Without including any images, repeat the data exactly.
☆ ☆ ☆ ☆ ☆
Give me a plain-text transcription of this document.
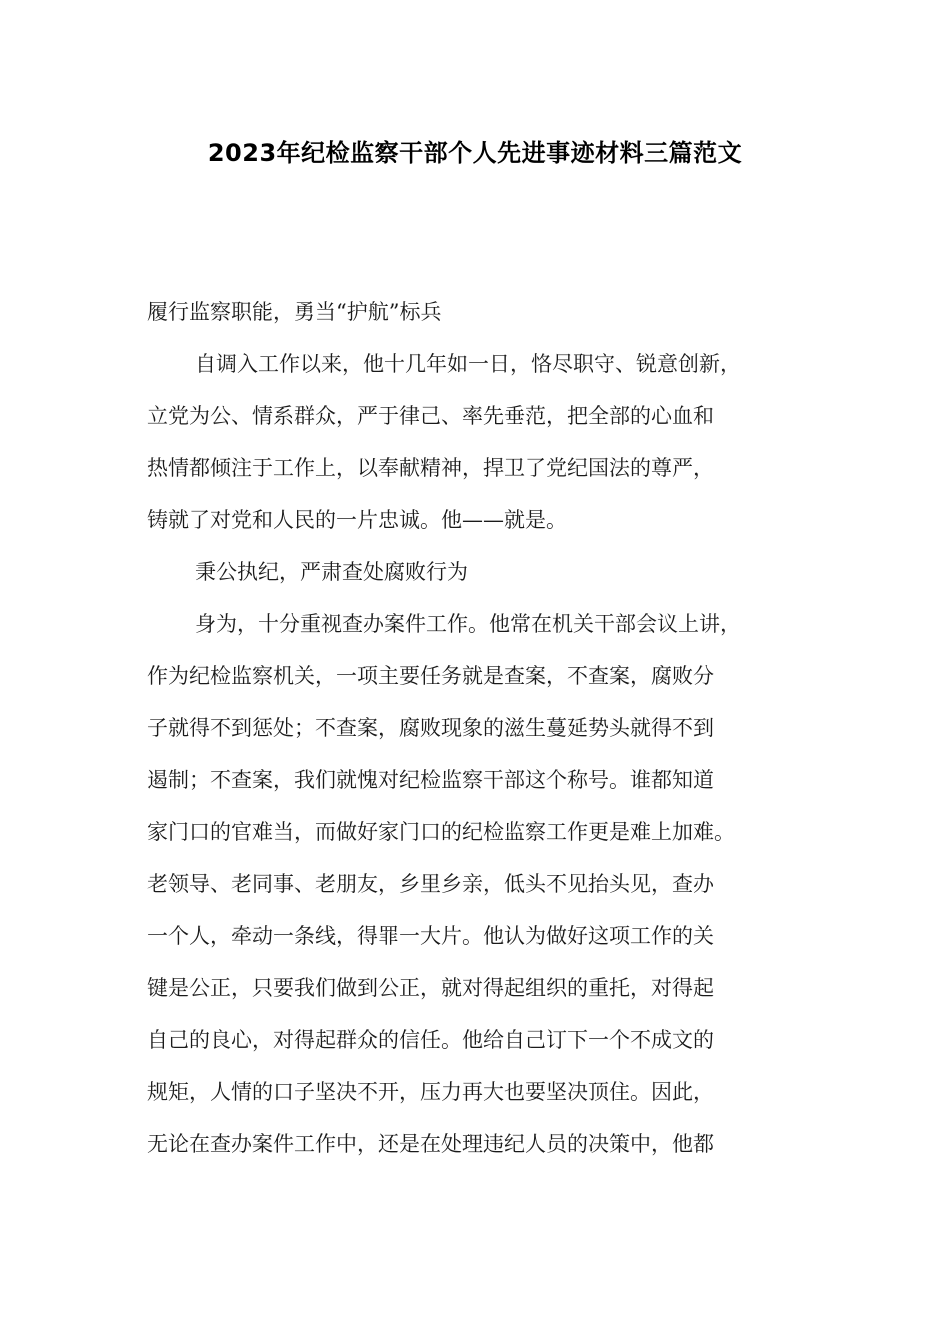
2023年纪检监察干部个人先进事迹材料三篇范文
履行监察职能，勇当“护航”标兵
自调入工作以来，他十几年如一日，恪尽职守、锐意创新，
立党为公、情系群众，严于律己、率先垂范，把全部的心血和
热情都倾注于工作上，以奉献精神，捍卫了党纪国法的尊严，
铸就了对党和人民的一片忠诚。他——就是。
秉公执纪，严肃查处腐败行为
身为，十分重视查办案件工作。他常在机关干部会议上讲，
作为纪检监察机关，一项主要任务就是查案，不查案，腐败分
子就得不到惩处；不查案，腐败现象的滋生蔓延势头就得不到
遏制；不查案，我们就愧对纪检监察干部这个称号。谁都知道
家门口的官难当，而做好家门口的纪检监察工作更是难上加难。
老领导、老同事、老朋友，乡里乡亲，低头不见抬头见，查办
一个人，牵动一条线，得罪一大片。他认为做好这项工作的关
键是公正，只要我们做到公正，就对得起组织的重托，对得起
自己的良心，对得起群众的信任。他给自己订下一个不成文的
规矩，人情的口子坚决不开，压力再大也要坚决顶住。因此，
无论在查办案件工作中，还是在处理违纪人员的决策中，他都
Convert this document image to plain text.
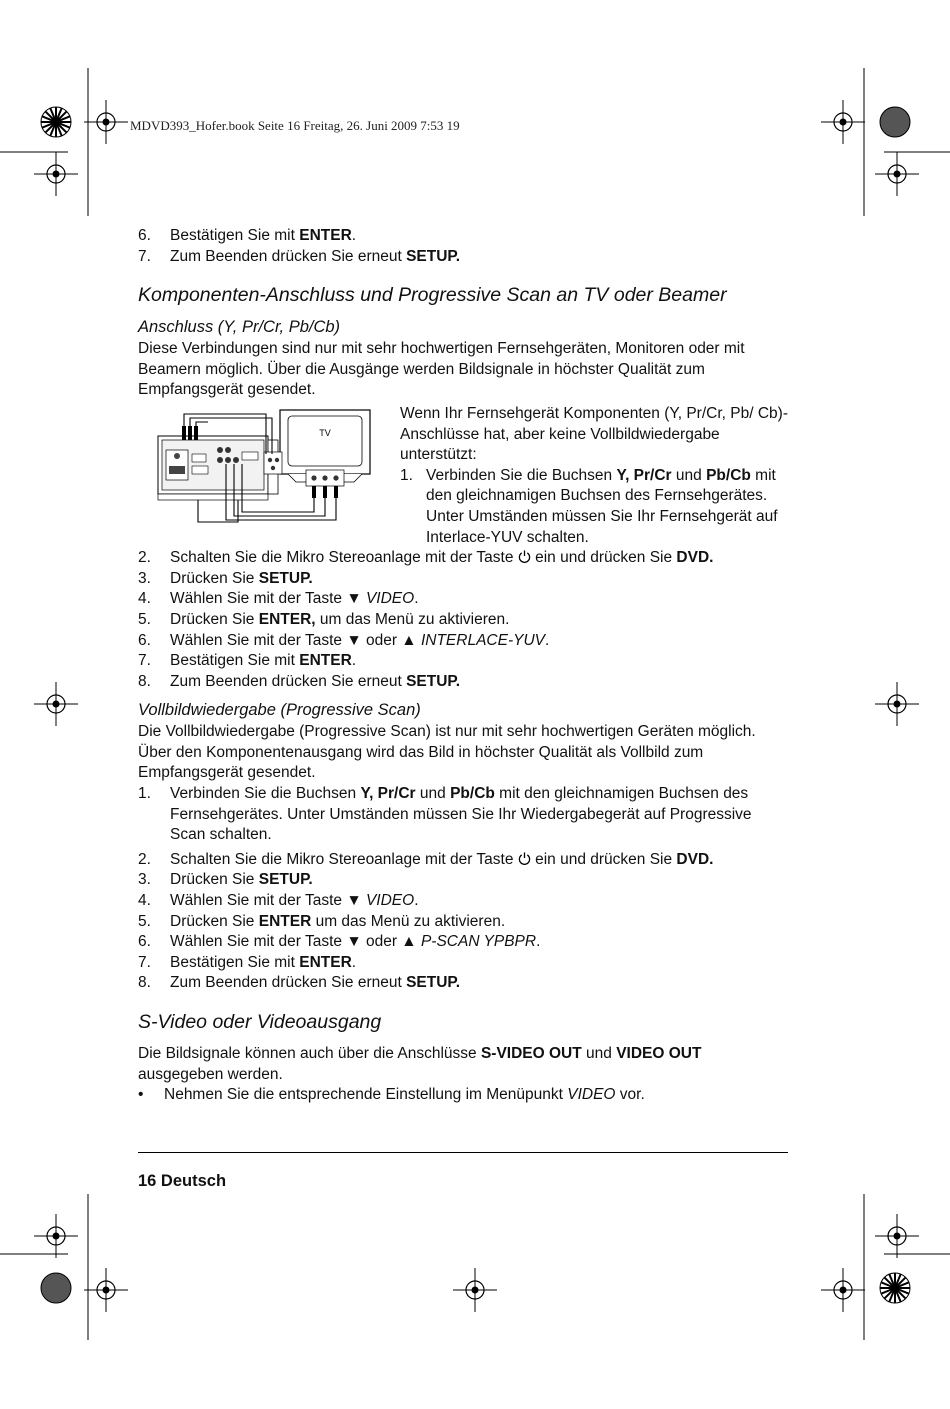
MDVD393_Hofer.book Seite 16 Freitag, 26. Juni 2009 7:53 19
6.	Bestätigen Sie mit ENTER.
7.	Zum Beenden drücken Sie erneut SETUP.
Komponenten-Anschluss und Progressive Scan an TV oder Beamer
Anschluss (Y, Pr/Cr, Pb/Cb)

Diese Verbindungen sind nur mit sehr hochwertigen Fernsehgeräten, Monitoren oder mit Beamern möglich. Über die Ausgänge werden Bildsignale in höchster Qualität zum Empfangsgerät gesendet.

TV

Wenn Ihr Fernsehgerät Komponenten (Y, Pr/Cr, Pb/ Cb)-Anschlüsse hat, aber keine Vollbildwiedergabe unterstützt:

1. Verbinden Sie die Buchsen Y, Pr/Cr und Pb/Cb mit den gleichnamigen Buchsen des Fernsehgerätes. Unter Umständen müssen Sie Ihr Fernsehgerät auf Interlace-YUV schalten.
2.	Schalten Sie die Mikro Stereoanlage mit der Taste  ein und drücken Sie DVD.
3.	Drücken Sie SETUP.
4.	Wählen Sie mit der Taste ▼ VIDEO.
5.	Drücken Sie ENTER, um das Menü zu aktivieren.
6.	Wählen Sie mit der Taste ▼ oder ▲ INTERLACE-YUV.
7.	Bestätigen Sie mit ENTER.
8.	Zum Beenden drücken Sie erneut SETUP.
Vollbildwiedergabe (Progressive Scan)

Die Vollbildwiedergabe (Progressive Scan) ist nur mit sehr hochwertigen Geräten möglich. Über den Komponentenausgang wird das Bild in höchster Qualität als Vollbild zum Empfangsgerät gesendet.

1.	Verbinden Sie die Buchsen Y, Pr/Cr und Pb/Cb mit den gleichnamigen Buchsen des Fernsehgerätes. Unter Umständen müssen Sie Ihr Wiedergabegerät auf Progressive Scan schalten.
2.	Schalten Sie die Mikro Stereoanlage mit der Taste  ein und drücken Sie DVD.
3.	Drücken Sie SETUP.
4.	Wählen Sie mit der Taste ▼ VIDEO.
5.	Drücken Sie ENTER um das Menü zu aktivieren.
6.	Wählen Sie mit der Taste ▼ oder ▲ P-SCAN YPBPR.
7.	Bestätigen Sie mit ENTER.
8.	Zum Beenden drücken Sie erneut SETUP.
S-Video oder Videoausgang

Die Bildsignale können auch über die Anschlüsse S-VIDEO OUT und VIDEO OUT ausgegeben werden.

•	Nehmen Sie die entsprechende Einstellung im Menüpunkt VIDEO vor.
16 Deutsch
☆ ☆ ☆ ☆ ☆
**SOLUTION FOR THIS EXERCISE**
Give me a plain-text transcription of this document.
2023年纪检监察干部个人先进事迹材料三篇范文
履行监察职能，勇当“护航”标兵
自调入工作以来，他十几年如一日，恪尽职守、锐意创新，
立党为公、情系群众，严于律己、率先垂范，把全部的心血和
热情都倾注于工作上，以奉献精神，捍卫了党纪国法的尊严，
铸就了对党和人民的一片忠诚。他——就是。
秉公执纪，严肃查处腐败行为
身为，十分重视查办案件工作。他常在机关干部会议上讲，
作为纪检监察机关，一项主要任务就是查案，不查案，腐败分
子就得不到惩处；不查案，腐败现象的滋生蔓延势头就得不到
遏制；不查案，我们就愧对纪检监察干部这个称号。谁都知道
家门口的官难当，而做好家门口的纪检监察工作更是难上加难。
老领导、老同事、老朋友，乡里乡亲，低头不见抬头见，查办
一个人，牵动一条线，得罪一大片。他认为做好这项工作的关
键是公正，只要我们做到公正，就对得起组织的重托，对得起
自己的良心，对得起群众的信任。他给自己订下一个不成文的
规矩，人情的口子坚决不开，压力再大也要坚决顶住。因此，
无论在查办案件工作中，还是在处理违纪人员的决策中，他都
Convert this document image to plain text.
MDVD393_Hofer.book Seite 16 Freitag, 26. Juni 2009 7:53 19
6.	Bestätigen Sie mit ENTER.
7.	Zum Beenden drücken Sie erneut SETUP.
Komponenten-Anschluss und Progressive Scan an TV oder Beamer
Anschluss (Y, Pr/Cr, Pb/Cb)

Diese Verbindungen sind nur mit sehr hochwertigen Fernsehgeräten, Monitoren oder mit Beamern möglich. Über die Ausgänge werden Bildsignale in höchster Qualität zum Empfangsgerät gesendet.

TV

Wenn Ihr Fernsehgerät Komponenten (Y, Pr/Cr, Pb/ Cb)-Anschlüsse hat, aber keine Vollbildwiedergabe unterstützt:

1. Verbinden Sie die Buchsen Y, Pr/Cr und Pb/Cb mit den gleichnamigen Buchsen des Fernsehgerätes. Unter Umständen müssen Sie Ihr Fernsehgerät auf Interlace-YUV schalten.
2.	Schalten Sie die Mikro Stereoanlage mit der Taste  ein und drücken Sie DVD.
3.	Drücken Sie SETUP.
4.	Wählen Sie mit der Taste ▼ VIDEO.
5.	Drücken Sie ENTER, um das Menü zu aktivieren.
6.	Wählen Sie mit der Taste ▼ oder ▲ INTERLACE-YUV.
7.	Bestätigen Sie mit ENTER.
8.	Zum Beenden drücken Sie erneut SETUP.
Vollbildwiedergabe (Progressive Scan)

Die Vollbildwiedergabe (Progressive Scan) ist nur mit sehr hochwertigen Geräten möglich. Über den Komponentenausgang wird das Bild in höchster Qualität als Vollbild zum Empfangsgerät gesendet.

1.	Verbinden Sie die Buchsen Y, Pr/Cr und Pb/Cb mit den gleichnamigen Buchsen des Fernsehgerätes. Unter Umständen müssen Sie Ihr Wiedergabegerät auf Progressive Scan schalten.
2.	Schalten Sie die Mikro Stereoanlage mit der Taste  ein und drücken Sie DVD.
3.	Drücken Sie SETUP.
4.	Wählen Sie mit der Taste ▼ VIDEO.
5.	Drücken Sie ENTER um das Menü zu aktivieren.
6.	Wählen Sie mit der Taste ▼ oder ▲ P-SCAN YPBPR.
7.	Bestätigen Sie mit ENTER.
8.	Zum Beenden drücken Sie erneut SETUP.
S-Video oder Videoausgang

Die Bildsignale können auch über die Anschlüsse S-VIDEO OUT und VIDEO OUT ausgegeben werden.

•	Nehmen Sie die entsprechende Einstellung im Menüpunkt VIDEO vor.
16 Deutsch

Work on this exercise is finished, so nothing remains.